Text section:
It is the mineral salts added to heartfelt or any other bead that regulates the amount of R/H. Originally they were manufactured to store valuable art work and museum pieces. Then adapted by heartfelt and others for use in cigar storage.


----------



## Hoosier Daddy (May 15, 2012)

I've been successfully using KL in my wineador since I started it up nine months ago, but I'm thinking of switching to beads only because I really don't like the dust problem caused by the KL. It's pretty substantial. I use the media bags found in the aquarium section of pet stores.


----------



## Habanolover (Feb 22, 2006)

Keep in mind that the HF beads also have some dust. Since you will not need near as much of it then the dust will be less but there will be a small amount.


----------



## jurgenph (Jun 29, 2011)

so i got curious...

i picked up a bag of silica kitty litter.
put some of it in a ziplock bag with a hygrometer (calibrated recently with a 62% boveda pack)

after 2 hours it's already up to 67%, wonder what they will settle at after a day or so.
hah, i thought they "looked dry"

looks like i'll need to dry those out before introducing cigars to them.


J.


----------



## splattttttt (May 17, 2012)

TonyBrooklyn said:


> *It is the mineral salts added to heartfelt or any other bead that regulates the amount of R/H*. Originally they were manufactured to store valuable art work and museum pieces. Then adapted by heartfelt and others for use in cigar storage.


Not many people realize that crystal based humidification systems used to promote a humid environment is primarily due to the content of the salts added to the crystals.
"Silica," or silicon dioxide (SiO2), is also a mineral similar to quarts. This natural byproduct when mechanically processed accordingly can be made to absorb moisture.
When combined with salts, it becomes both a moisture absorbing and moisture producing media.
It's the amount of salts added to the silica crystal that govern the intended relative humidity it can maintain. Just add water.

More fun facts.

Thanks for posting this topic Don :kiss:


----------



## Arizona Dave (Nov 5, 2012)

The *"Silica"* everyone is referring to is *Diatomaceous Earth (DE).* I used to own an opal mine with a high grade of this stuff around. Keep in mind, it holds and releases moisture no matter where you buy it......the kind I had is of the fresh water variety, and is even used in livestock and chicken feed to control internal parasites (yes, it kills bugs). *Only use the Natural kind, not pool filter DE!* Here's an article:Diatomaceous earth - Wikipedia, the free encyclopedia
I agree with Tony, Jack, and Habanolover.


----------



## splattttttt (May 17, 2012)

Dave, is it the same as the crystal variety, or the more opaque silica variety?, ie; as in what they put in those packets to help attract moisture from manufactured commercial products?


----------



## yellowv (Dec 24, 2011)

I have not touched the KL in my wineador for at least 6 months. Has been absolutely rock solid after I got it where I wanted it. I add a spritz or two to the KL in my coolerador every two or three months. The stuff is friggin fantastic.


----------



## Arizona Dave (Nov 5, 2012)

splattttttt said:


> Dave, is it the same as the crystal variety, or the more opaque silica variety?, ie; as in what they put in those packets to help attract moisture from manufactured commercial products?

Task statement: Write out, word for word, the part of the cigar humidity forum thread between "put some of" and "a day or so.", inclusive.

Record list:
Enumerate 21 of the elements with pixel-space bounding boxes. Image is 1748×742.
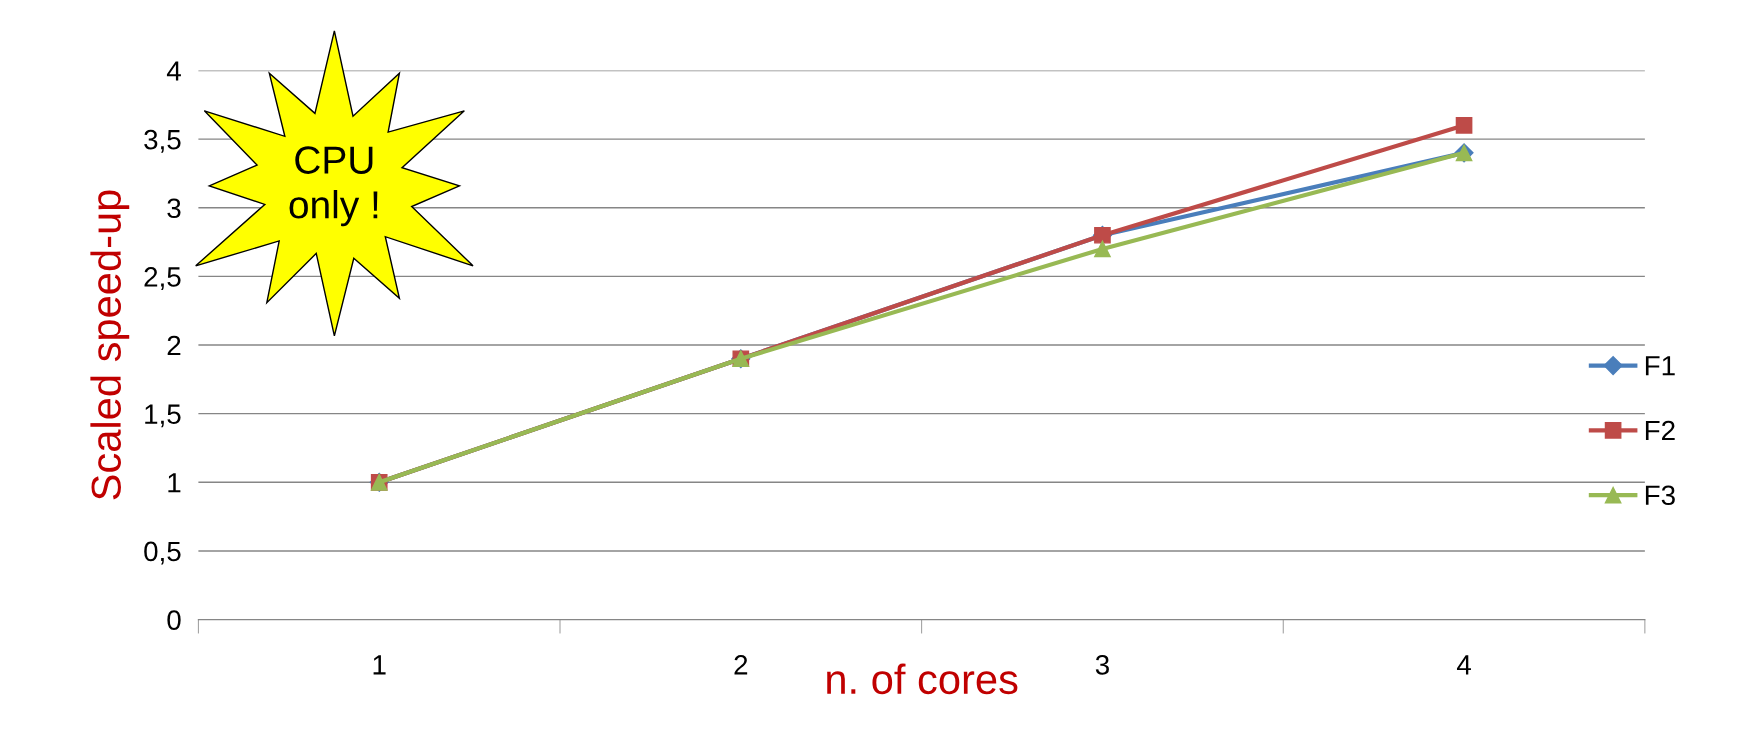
y-tick-label: 1 — [168, 473, 181, 493]
y-tick-label: 4 — [166, 61, 181, 81]
y-tick-label: 3 — [167, 198, 181, 219]
point — [1455, 117, 1473, 134]
x-tick-label: 2 — [734, 655, 748, 675]
annotation: CPU only ! — [289, 146, 378, 227]
x-axis-title: n. of cores — [827, 663, 1018, 695]
legend-label: F3 — [1645, 485, 1675, 506]
legend-label: F2 — [1645, 420, 1675, 441]
y-tick-label: 3,5 — [144, 129, 181, 153]
legend-label: F1 — [1645, 356, 1675, 376]
y-tick-label: 0 — [167, 610, 181, 630]
y-tick-label: 2 — [167, 335, 181, 356]
x-tick-label: 1 — [373, 655, 386, 675]
y-axis-title: Scaled speed-up — [90, 190, 130, 500]
y-tick-label: 0,5 — [144, 541, 181, 565]
x-tick-label: 3 — [1095, 655, 1109, 675]
y-tick-label: 2,5 — [144, 267, 181, 291]
point — [1094, 240, 1111, 258]
y-tick-label: 1,5 — [145, 404, 181, 428]
x-tick-label: 4 — [1456, 655, 1471, 675]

Problem solution:
put some of it in a ziplock bag with a hygrometer (calibrated recently with a 62% boveda pack)

after 2 hours it's already up to 67%, wonder what they will settle at after a day or so.